Your task
Retype all of the data. Every line must match exactly.

Dataset rows about figures
(begin)
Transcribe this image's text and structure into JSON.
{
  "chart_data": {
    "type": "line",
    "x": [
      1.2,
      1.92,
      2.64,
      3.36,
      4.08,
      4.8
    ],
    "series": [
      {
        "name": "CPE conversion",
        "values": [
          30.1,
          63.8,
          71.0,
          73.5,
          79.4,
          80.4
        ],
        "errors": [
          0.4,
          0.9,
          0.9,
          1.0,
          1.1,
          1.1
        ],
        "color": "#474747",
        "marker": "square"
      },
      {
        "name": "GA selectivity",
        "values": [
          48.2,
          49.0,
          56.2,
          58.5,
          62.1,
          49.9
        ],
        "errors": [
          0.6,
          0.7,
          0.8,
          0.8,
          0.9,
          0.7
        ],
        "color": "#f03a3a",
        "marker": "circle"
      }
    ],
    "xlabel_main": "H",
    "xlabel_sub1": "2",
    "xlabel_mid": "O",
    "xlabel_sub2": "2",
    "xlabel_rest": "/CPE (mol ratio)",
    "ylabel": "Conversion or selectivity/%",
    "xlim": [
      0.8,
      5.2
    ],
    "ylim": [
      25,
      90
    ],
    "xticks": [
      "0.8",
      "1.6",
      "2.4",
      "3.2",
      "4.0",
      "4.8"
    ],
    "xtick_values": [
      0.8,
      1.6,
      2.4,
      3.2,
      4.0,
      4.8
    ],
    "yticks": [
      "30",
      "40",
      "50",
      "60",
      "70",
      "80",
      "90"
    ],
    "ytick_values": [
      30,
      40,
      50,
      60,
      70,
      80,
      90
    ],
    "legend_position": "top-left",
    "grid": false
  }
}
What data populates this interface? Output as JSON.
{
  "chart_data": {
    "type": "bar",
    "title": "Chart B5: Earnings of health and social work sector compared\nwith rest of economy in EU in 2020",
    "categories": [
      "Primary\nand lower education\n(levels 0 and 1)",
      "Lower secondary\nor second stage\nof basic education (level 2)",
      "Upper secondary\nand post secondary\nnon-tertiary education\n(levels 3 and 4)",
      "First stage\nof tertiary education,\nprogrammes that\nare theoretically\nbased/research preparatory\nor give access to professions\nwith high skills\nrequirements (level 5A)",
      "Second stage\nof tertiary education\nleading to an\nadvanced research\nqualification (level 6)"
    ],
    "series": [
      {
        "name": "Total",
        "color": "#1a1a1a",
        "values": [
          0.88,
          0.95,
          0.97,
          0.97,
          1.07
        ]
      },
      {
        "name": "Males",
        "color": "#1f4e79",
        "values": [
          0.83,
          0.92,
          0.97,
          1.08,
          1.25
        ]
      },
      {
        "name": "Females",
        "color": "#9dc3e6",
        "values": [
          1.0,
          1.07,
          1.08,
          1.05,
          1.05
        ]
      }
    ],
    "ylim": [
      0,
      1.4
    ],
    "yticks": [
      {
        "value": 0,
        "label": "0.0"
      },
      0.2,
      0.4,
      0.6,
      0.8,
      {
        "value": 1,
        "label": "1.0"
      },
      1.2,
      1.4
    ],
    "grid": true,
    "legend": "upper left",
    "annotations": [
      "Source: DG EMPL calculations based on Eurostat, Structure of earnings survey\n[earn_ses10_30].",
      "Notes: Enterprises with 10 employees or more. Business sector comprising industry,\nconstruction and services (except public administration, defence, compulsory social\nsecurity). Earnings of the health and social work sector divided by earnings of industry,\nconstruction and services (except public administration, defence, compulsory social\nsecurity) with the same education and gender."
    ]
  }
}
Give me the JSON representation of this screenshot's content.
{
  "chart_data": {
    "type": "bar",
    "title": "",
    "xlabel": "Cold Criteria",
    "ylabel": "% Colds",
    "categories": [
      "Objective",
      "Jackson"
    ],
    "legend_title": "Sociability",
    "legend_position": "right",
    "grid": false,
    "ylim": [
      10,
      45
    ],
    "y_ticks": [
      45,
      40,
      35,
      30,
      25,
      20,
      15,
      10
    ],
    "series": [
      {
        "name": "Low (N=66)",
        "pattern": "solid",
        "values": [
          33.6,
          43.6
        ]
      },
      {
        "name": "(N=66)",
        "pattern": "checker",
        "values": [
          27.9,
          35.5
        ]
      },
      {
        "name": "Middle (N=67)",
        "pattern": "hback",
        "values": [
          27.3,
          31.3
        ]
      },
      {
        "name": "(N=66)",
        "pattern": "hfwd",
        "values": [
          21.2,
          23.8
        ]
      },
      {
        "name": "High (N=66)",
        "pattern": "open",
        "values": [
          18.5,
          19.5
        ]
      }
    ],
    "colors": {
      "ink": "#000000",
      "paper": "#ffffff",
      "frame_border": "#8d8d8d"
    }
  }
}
(end)
Written solution
Transcribe this image's text and structure into JSON.
{
  "chart_data": {
    "type": "line",
    "x": [
      1.2,
      1.92,
      2.64,
      3.36,
      4.08,
      4.8
    ],
    "series": [
      {
        "name": "CPE conversion",
        "values": [
          30.1,
          63.8,
          71.0,
          73.5,
          79.4,
          80.4
        ],
        "errors": [
          0.4,
          0.9,
          0.9,
          1.0,
          1.1,
          1.1
        ],
        "color": "#474747",
        "marker": "square"
      },
      {
        "name": "GA selectivity",
        "values": [
          48.2,
          49.0,
          56.2,
          58.5,
          62.1,
          49.9
        ],
        "errors": [
          0.6,
          0.7,
          0.8,
          0.8,
          0.9,
          0.7
        ],
        "color": "#f03a3a",
        "marker": "circle"
      }
    ],
    "xlabel_main": "H",
    "xlabel_sub1": "2",
    "xlabel_mid": "O",
    "xlabel_sub2": "2",
    "xlabel_rest": "/CPE (mol ratio)",
    "ylabel": "Conversion or selectivity/%",
    "xlim": [
      0.8,
      5.2
    ],
    "ylim": [
      25,
      90
    ],
    "xticks": [
      "0.8",
      "1.6",
      "2.4",
      "3.2",
      "4.0",
      "4.8"
    ],
    "xtick_values": [
      0.8,
      1.6,
      2.4,
      3.2,
      4.0,
      4.8
    ],
    "yticks": [
      "30",
      "40",
      "50",
      "60",
      "70",
      "80",
      "90"
    ],
    "ytick_values": [
      30,
      40,
      50,
      60,
      70,
      80,
      90
    ],
    "legend_position": "top-left",
    "grid": false
  }
}
What data populates this interface? Output as JSON.
{
  "chart_data": {
    "type": "bar",
    "title": "Chart B5: Earnings of health and social work sector compared\nwith rest of economy in EU in 2020",
    "categories": [
      "Primary\nand lower education\n(levels 0 and 1)",
      "Lower secondary\nor second stage\nof basic education (level 2)",
      "Upper secondary\nand post secondary\nnon-tertiary education\n(levels 3 and 4)",
      "First stage\nof tertiary education,\nprogrammes that\nare theoretically\nbased/research preparatory\nor give access to professions\nwith high skills\nrequirements (level 5A)",
      "Second stage\nof tertiary education\nleading to an\nadvanced research\nqualification (level 6)"
    ],
    "series": [
      {
        "name": "Total",
        "color": "#1a1a1a",
        "values": [
          0.88,
          0.95,
          0.97,
          0.97,
          1.07
        ]
      },
      {
        "name": "Males",
        "color": "#1f4e79",
        "values": [
          0.83,
          0.92,
          0.97,
          1.08,
          1.25
        ]
      },
      {
        "name": "Females",
        "color": "#9dc3e6",
        "values": [
          1.0,
          1.07,
          1.08,
          1.05,
          1.05
        ]
      }
    ],
    "ylim": [
      0,
      1.4
    ],
    "yticks": [
      {
        "value": 0,
        "label": "0.0"
      },
      0.2,
      0.4,
      0.6,
      0.8,
      {
        "value": 1,
        "label": "1.0"
      },
      1.2,
      1.4
    ],
    "grid": true,
    "legend": "upper left",
    "annotations": [
      "Source: DG EMPL calculations based on Eurostat, Structure of earnings survey\n[earn_ses10_30].",
      "Notes: Enterprises with 10 employees or more. Business sector comprising industry,\nconstruction and services (except public administration, defence, compulsory social\nsecurity). Earnings of the health and social work sector divided by earnings of industry,\nconstruction and services (except public administration, defence, compulsory social\nsecurity) with the same education and gender."
    ]
  }
}
Give me the JSON representation of this screenshot's content.
{
  "chart_data": {
    "type": "bar",
    "title": "",
    "xlabel": "Cold Criteria",
    "ylabel": "% Colds",
    "categories": [
      "Objective",
      "Jackson"
    ],
    "legend_title": "Sociability",
    "legend_position": "right",
    "grid": false,
    "ylim": [
      10,
      45
    ],
    "y_ticks": [
      45,
      40,
      35,
      30,
      25,
      20,
      15,
      10
    ],
    "series": [
      {
        "name": "Low (N=66)",
        "pattern": "solid",
        "values": [
          33.6,
          43.6
        ]
      },
      {
        "name": "(N=66)",
        "pattern": "checker",
        "values": [
          27.9,
          35.5
        ]
      },
      {
        "name": "Middle (N=67)",
        "pattern": "hback",
        "values": [
          27.3,
          31.3
        ]
      },
      {
        "name": "(N=66)",
        "pattern": "hfwd",
        "values": [
          21.2,
          23.8
        ]
      },
      {
        "name": "High (N=66)",
        "pattern": "open",
        "values": [
          18.5,
          19.5
        ]
      }
    ],
    "colors": {
      "ink": "#000000",
      "paper": "#ffffff",
      "frame_border": "#8d8d8d"
    }
  }
}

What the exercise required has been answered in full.